(Data entries)

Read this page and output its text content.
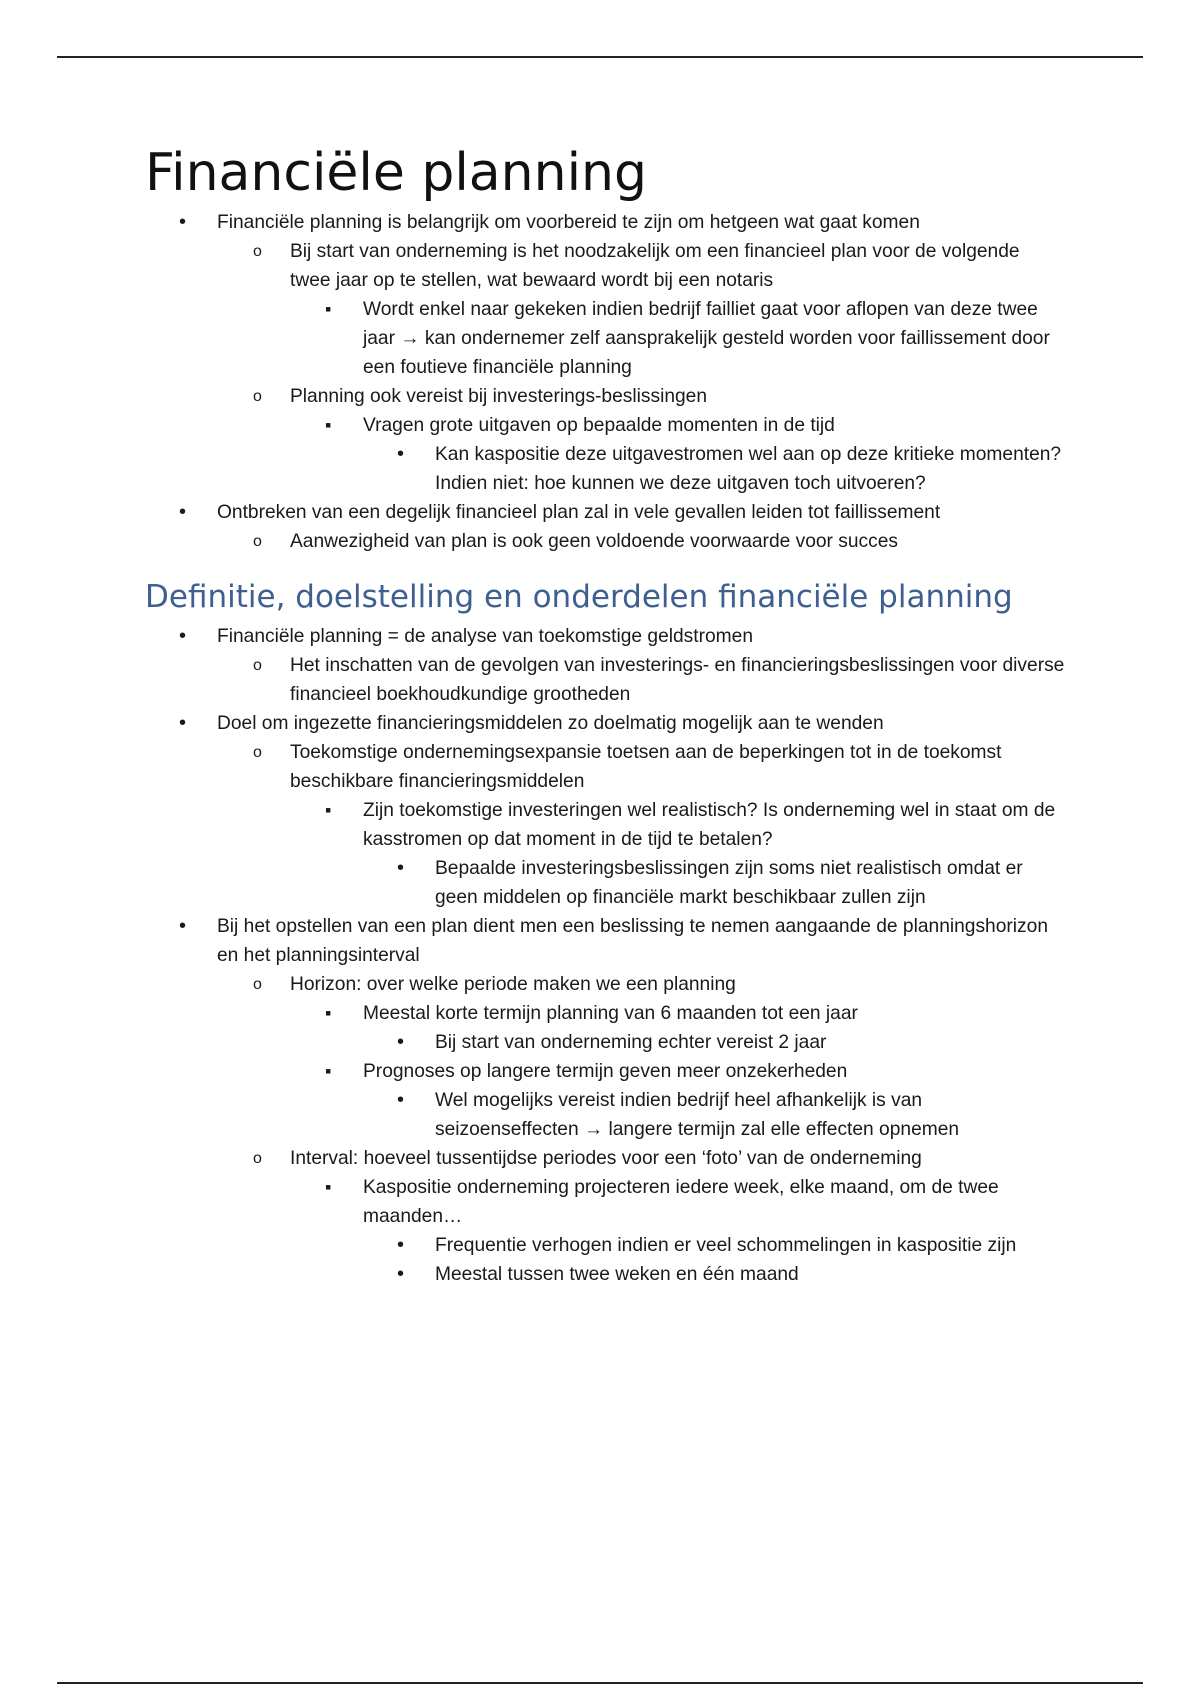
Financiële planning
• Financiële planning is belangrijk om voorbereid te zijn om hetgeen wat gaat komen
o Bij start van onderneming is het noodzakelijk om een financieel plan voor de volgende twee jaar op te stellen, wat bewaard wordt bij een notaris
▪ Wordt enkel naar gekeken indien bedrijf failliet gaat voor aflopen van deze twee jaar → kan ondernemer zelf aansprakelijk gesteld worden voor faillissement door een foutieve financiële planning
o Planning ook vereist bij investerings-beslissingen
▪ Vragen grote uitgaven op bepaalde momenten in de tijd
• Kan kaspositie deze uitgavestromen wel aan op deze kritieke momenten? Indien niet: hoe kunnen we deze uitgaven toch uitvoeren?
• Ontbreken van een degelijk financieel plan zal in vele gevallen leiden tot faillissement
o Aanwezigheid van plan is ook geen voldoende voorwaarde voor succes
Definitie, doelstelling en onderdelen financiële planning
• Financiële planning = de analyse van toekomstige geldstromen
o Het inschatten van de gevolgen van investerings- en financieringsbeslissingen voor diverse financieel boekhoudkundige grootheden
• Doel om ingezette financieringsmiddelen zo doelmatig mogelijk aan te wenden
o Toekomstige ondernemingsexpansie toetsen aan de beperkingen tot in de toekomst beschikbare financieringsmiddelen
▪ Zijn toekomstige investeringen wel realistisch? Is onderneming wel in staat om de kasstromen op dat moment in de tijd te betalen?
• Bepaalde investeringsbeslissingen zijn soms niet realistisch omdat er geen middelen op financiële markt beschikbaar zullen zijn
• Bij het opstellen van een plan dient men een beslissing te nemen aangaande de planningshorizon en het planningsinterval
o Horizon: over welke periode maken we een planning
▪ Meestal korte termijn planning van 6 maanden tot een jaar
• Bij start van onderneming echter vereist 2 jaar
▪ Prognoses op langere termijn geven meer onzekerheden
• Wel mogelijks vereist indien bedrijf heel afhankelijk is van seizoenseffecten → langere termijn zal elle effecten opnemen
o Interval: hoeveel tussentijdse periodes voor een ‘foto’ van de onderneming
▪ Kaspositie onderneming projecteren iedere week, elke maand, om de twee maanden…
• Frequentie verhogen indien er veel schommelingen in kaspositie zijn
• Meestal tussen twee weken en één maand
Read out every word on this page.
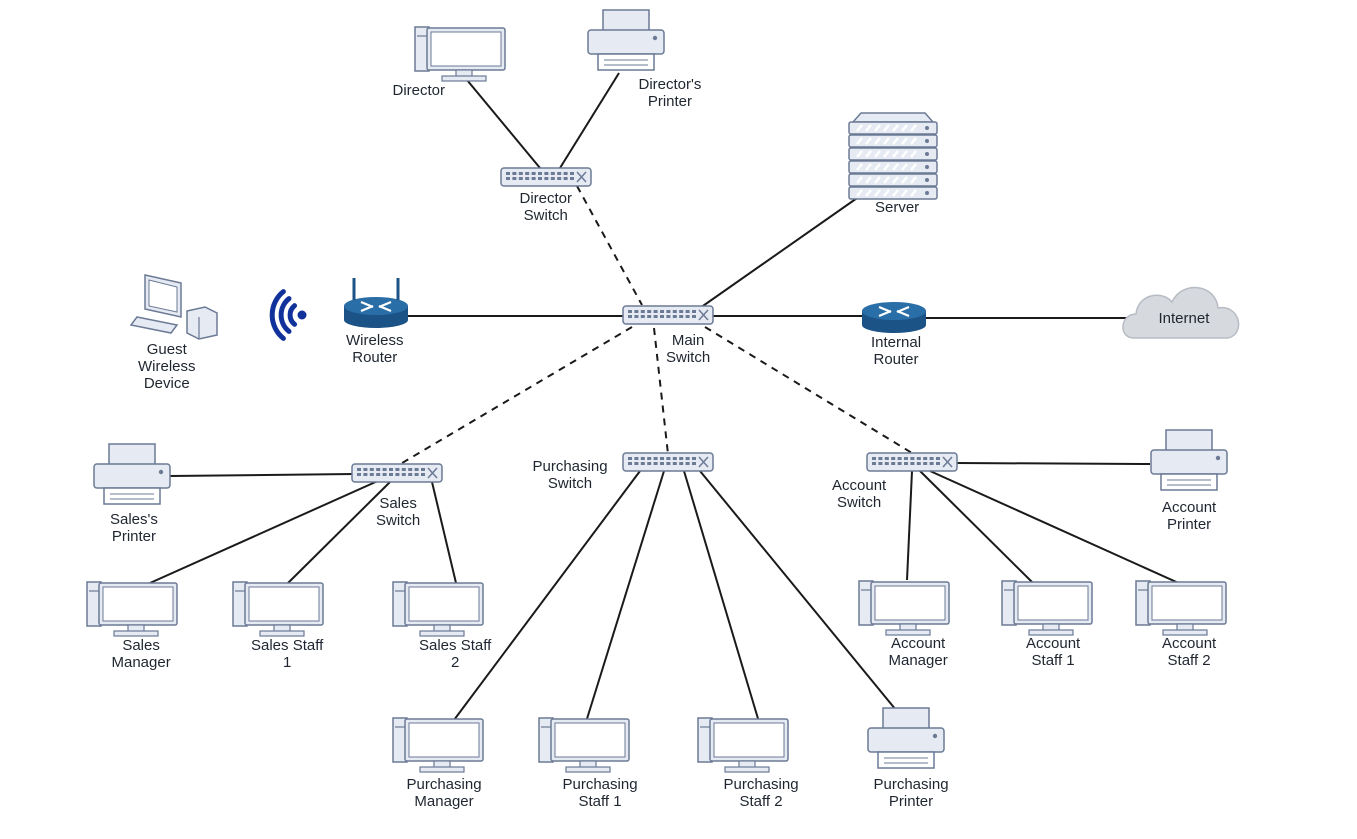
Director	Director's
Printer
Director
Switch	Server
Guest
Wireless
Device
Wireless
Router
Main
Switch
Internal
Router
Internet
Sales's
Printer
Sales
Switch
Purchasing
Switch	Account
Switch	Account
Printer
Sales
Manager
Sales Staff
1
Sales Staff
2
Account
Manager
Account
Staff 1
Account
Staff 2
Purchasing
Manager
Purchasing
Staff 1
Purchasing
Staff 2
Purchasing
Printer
---
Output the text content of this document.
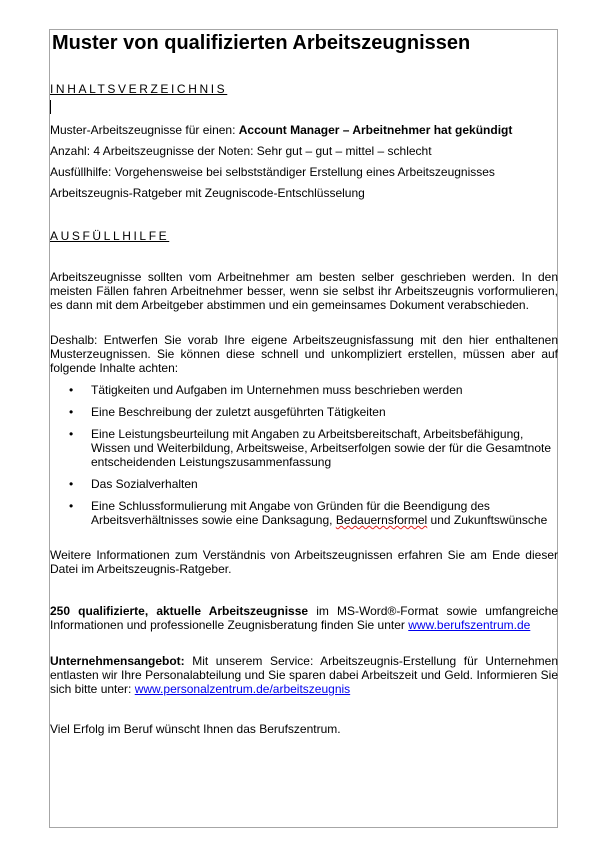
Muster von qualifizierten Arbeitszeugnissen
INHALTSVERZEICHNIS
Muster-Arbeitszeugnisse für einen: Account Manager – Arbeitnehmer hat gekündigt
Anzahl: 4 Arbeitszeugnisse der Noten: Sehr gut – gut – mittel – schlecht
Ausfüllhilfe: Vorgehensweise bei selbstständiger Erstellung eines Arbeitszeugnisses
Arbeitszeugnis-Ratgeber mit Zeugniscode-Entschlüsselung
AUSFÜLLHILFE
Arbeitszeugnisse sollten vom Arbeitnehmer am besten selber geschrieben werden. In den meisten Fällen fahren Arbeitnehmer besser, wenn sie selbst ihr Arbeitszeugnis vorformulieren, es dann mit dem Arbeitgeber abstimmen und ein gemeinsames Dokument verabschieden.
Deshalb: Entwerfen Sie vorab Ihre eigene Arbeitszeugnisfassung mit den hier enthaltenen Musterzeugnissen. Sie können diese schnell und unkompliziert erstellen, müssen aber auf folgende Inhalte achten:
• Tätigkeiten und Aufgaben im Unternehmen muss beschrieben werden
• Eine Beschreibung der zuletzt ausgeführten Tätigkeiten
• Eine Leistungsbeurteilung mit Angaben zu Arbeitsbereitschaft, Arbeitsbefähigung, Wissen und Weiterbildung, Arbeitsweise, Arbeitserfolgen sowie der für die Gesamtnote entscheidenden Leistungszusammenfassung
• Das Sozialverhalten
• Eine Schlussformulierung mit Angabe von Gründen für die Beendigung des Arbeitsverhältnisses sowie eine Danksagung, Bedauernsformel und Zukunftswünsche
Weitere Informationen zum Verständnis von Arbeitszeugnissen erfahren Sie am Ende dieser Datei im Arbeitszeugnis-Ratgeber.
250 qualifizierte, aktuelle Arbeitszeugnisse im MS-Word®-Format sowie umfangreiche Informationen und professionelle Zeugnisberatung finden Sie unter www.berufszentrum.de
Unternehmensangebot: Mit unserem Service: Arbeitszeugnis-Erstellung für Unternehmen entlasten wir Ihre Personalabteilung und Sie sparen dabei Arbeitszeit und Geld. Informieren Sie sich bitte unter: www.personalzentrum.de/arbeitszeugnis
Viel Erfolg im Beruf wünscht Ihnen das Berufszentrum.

_WHAT THIS TASK INVOLVES_
In the entries above, find each line with the string "sowie" and copy it.

_RESPONSE TO THIS TASK_
• Eine Leistungsbeurteilung mit Angaben zu Arbeitsbereitschaft, Arbeitsbefähigung, Wissen und Weiterbildung, Arbeitsweise, Arbeitserfolgen sowie der für die Gesamtnote entscheidenden Leistungszusammenfassung
• Eine Schlussformulierung mit Angabe von Gründen für die Beendigung des Arbeitsverhältnisses sowie eine Danksagung, Bedauernsformel und Zukunftswünsche
250 qualifizierte, aktuelle Arbeitszeugnisse im MS-Word®-Format sowie umfangreiche Informationen und professionelle Zeugnisberatung finden Sie unter www.berufszentrum.de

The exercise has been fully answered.